----- Supplied material
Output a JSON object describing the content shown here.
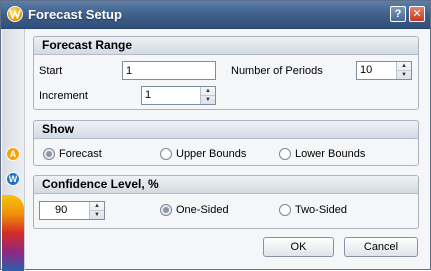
{
  "window": {
    "title": "Forecast Setup",
    "help_label": "?",
    "close_label": "✕"
  },
  "sidebar": {
    "logo_a": "A",
    "logo_w": "W"
  },
  "forecast_range": {
    "header": "Forecast Range",
    "start_label": "Start",
    "start_value": "1",
    "periods_label": "Number of Periods",
    "periods_value": "10",
    "increment_label": "Increment",
    "increment_value": "1"
  },
  "show": {
    "header": "Show",
    "options": [
      {
        "label": "Forecast",
        "checked": true
      },
      {
        "label": "Upper Bounds",
        "checked": false
      },
      {
        "label": "Lower Bounds",
        "checked": false
      }
    ]
  },
  "confidence": {
    "header": "Confidence Level, %",
    "level_value": "90",
    "options": [
      {
        "label": "One-Sided",
        "checked": true
      },
      {
        "label": "Two-Sided",
        "checked": false
      }
    ]
  },
  "buttons": {
    "ok": "OK",
    "cancel": "Cancel"
  },
  "spinner_glyphs": {
    "up": "▲",
    "down": "▼"
  }
}
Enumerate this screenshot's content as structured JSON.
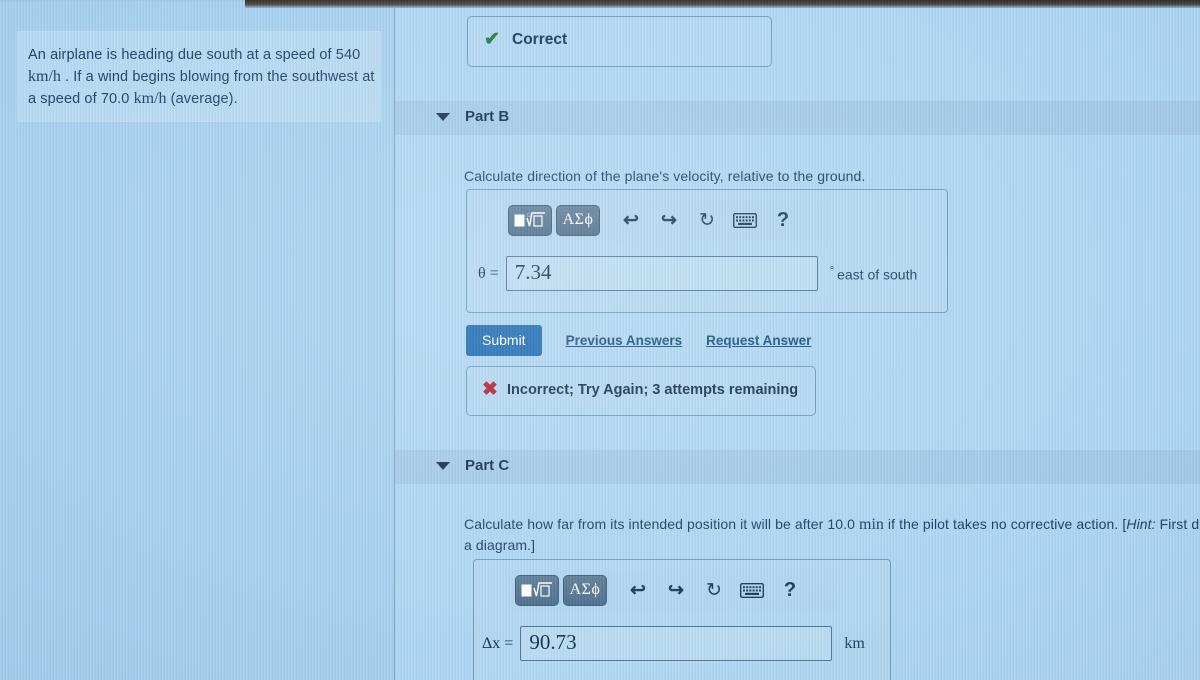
{
  "problem": {
    "text_parts": [
      {
        "t": "An airplane is heading due south at a speed of 540 ",
        "style": "normal"
      },
      {
        "t": "km/h",
        "style": "math"
      },
      {
        "t": " . If a wind begins blowing from the southwest at a speed of 70.0 ",
        "style": "normal"
      },
      {
        "t": "km/h",
        "style": "math"
      },
      {
        "t": " (average).",
        "style": "normal"
      }
    ],
    "speed_plane": "540",
    "speed_plane_unit": "km/h",
    "speed_wind": "70.0",
    "speed_wind_unit": "km/h",
    "line1": "An airplane is heading due south at a speed of 540",
    "line2_pre": ". If a wind begins blowing from the southwest at",
    "line3": "a speed of 70.0",
    "line3_post": "(average)."
  },
  "correct_banner": {
    "icon": "check-icon",
    "label": "Correct"
  },
  "part_b": {
    "caret": "chevron-down-icon",
    "title": "Part B",
    "question": "Calculate direction of the plane's velocity, relative to the ground.",
    "toolbar": {
      "template_button": "math-template-icon",
      "greek_button": "ΑΣϕ",
      "undo": "undo-icon",
      "redo": "redo-icon",
      "reset": "reset-icon",
      "keyboard": "keyboard-icon",
      "help": "?"
    },
    "answer": {
      "variable": "θ =",
      "value": "7.34",
      "placeholder": "",
      "degree_symbol": "°",
      "unit": "east of south"
    },
    "submit_label": "Submit",
    "previous_answers_label": "Previous Answers",
    "request_answer_label": "Request Answer",
    "feedback": {
      "icon": "x-icon",
      "label": "Incorrect; Try Again; 3 attempts remaining",
      "attempts_remaining": "3"
    }
  },
  "part_c": {
    "caret": "chevron-down-icon",
    "title": "Part C",
    "question_line1_a": "Calculate how far from its intended position it will be after 10.0",
    "question_unit": "min",
    "question_line1_b": "if the pilot takes no corrective action. [",
    "hint_word": "Hint:",
    "question_line1_c": " First draw a",
    "question_line2": "diagram.]",
    "toolbar": {
      "template_button": "math-template-icon",
      "greek_button": "ΑΣϕ",
      "undo": "undo-icon",
      "redo": "redo-icon",
      "reset": "reset-icon",
      "keyboard": "keyboard-icon",
      "help": "?"
    },
    "answer": {
      "variable": "Δx =",
      "value": "90.73",
      "placeholder": "",
      "unit": "km"
    }
  },
  "colors": {
    "page_background": "#a9d2ef",
    "panel_background": "#aed6f2",
    "problem_box": "#b6d9f2",
    "submit_blue": "#1d6cb4",
    "link_blue": "#134e80",
    "correct_green": "#1f7a3d",
    "incorrect_red": "#b11f2e",
    "text_navy": "#12304c",
    "toolbar_button": "#4b6e8c"
  }
}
----------
■ **Stated task**
Pictures are excluded; repeat every record exactly.

■ **Finished exercise**
Output a JSON object describing the content shown here.
{
  "window": {
    "title": "Forecast Setup",
    "help_label": "?",
    "close_label": "✕"
  },
  "sidebar": {
    "logo_a": "A",
    "logo_w": "W"
  },
  "forecast_range": {
    "header": "Forecast Range",
    "start_label": "Start",
    "start_value": "1",
    "periods_label": "Number of Periods",
    "periods_value": "10",
    "increment_label": "Increment",
    "increment_value": "1"
  },
  "show": {
    "header": "Show",
    "options": [
      {
        "label": "Forecast",
        "checked": true
      },
      {
        "label": "Upper Bounds",
        "checked": false
      },
      {
        "label": "Lower Bounds",
        "checked": false
      }
    ]
  },
  "confidence": {
    "header": "Confidence Level, %",
    "level_value": "90",
    "options": [
      {
        "label": "One-Sided",
        "checked": true
      },
      {
        "label": "Two-Sided",
        "checked": false
      }
    ]
  },
  "buttons": {
    "ok": "OK",
    "cancel": "Cancel"
  },
  "spinner_glyphs": {
    "up": "▲",
    "down": "▼"
  }
}
Enumerate this screenshot's content as structured JSON.
{
  "problem": {
    "text_parts": [
      {
        "t": "An airplane is heading due south at a speed of 540 ",
        "style": "normal"
      },
      {
        "t": "km/h",
        "style": "math"
      },
      {
        "t": " . If a wind begins blowing from the southwest at a speed of 70.0 ",
        "style": "normal"
      },
      {
        "t": "km/h",
        "style": "math"
      },
      {
        "t": " (average).",
        "style": "normal"
      }
    ],
    "speed_plane": "540",
    "speed_plane_unit": "km/h",
    "speed_wind": "70.0",
    "speed_wind_unit": "km/h",
    "line1": "An airplane is heading due south at a speed of 540",
    "line2_pre": ". If a wind begins blowing from the southwest at",
    "line3": "a speed of 70.0",
    "line3_post": "(average)."
  },
  "correct_banner": {
    "icon": "check-icon",
    "label": "Correct"
  },
  "part_b": {
    "caret": "chevron-down-icon",
    "title": "Part B",
    "question": "Calculate direction of the plane's velocity, relative to the ground.",
    "toolbar": {
      "template_button": "math-template-icon",
      "greek_button": "ΑΣϕ",
      "undo": "undo-icon",
      "redo": "redo-icon",
      "reset": "reset-icon",
      "keyboard": "keyboard-icon",
      "help": "?"
    },
    "answer": {
      "variable": "θ =",
      "value": "7.34",
      "placeholder": "",
      "degree_symbol": "°",
      "unit": "east of south"
    },
    "submit_label": "Submit",
    "previous_answers_label": "Previous Answers",
    "request_answer_label": "Request Answer",
    "feedback": {
      "icon": "x-icon",
      "label": "Incorrect; Try Again; 3 attempts remaining",
      "attempts_remaining": "3"
    }
  },
  "part_c": {
    "caret": "chevron-down-icon",
    "title": "Part C",
    "question_line1_a": "Calculate how far from its intended position it will be after 10.0",
    "question_unit": "min",
    "question_line1_b": "if the pilot takes no corrective action. [",
    "hint_word": "Hint:",
    "question_line1_c": " First draw a",
    "question_line2": "diagram.]",
    "toolbar": {
      "template_button": "math-template-icon",
      "greek_button": "ΑΣϕ",
      "undo": "undo-icon",
      "redo": "redo-icon",
      "reset": "reset-icon",
      "keyboard": "keyboard-icon",
      "help": "?"
    },
    "answer": {
      "variable": "Δx =",
      "value": "90.73",
      "placeholder": "",
      "unit": "km"
    }
  },
  "colors": {
    "page_background": "#a9d2ef",
    "panel_background": "#aed6f2",
    "problem_box": "#b6d9f2",
    "submit_blue": "#1d6cb4",
    "link_blue": "#134e80",
    "correct_green": "#1f7a3d",
    "incorrect_red": "#b11f2e",
    "text_navy": "#12304c",
    "toolbar_button": "#4b6e8c"
  }
}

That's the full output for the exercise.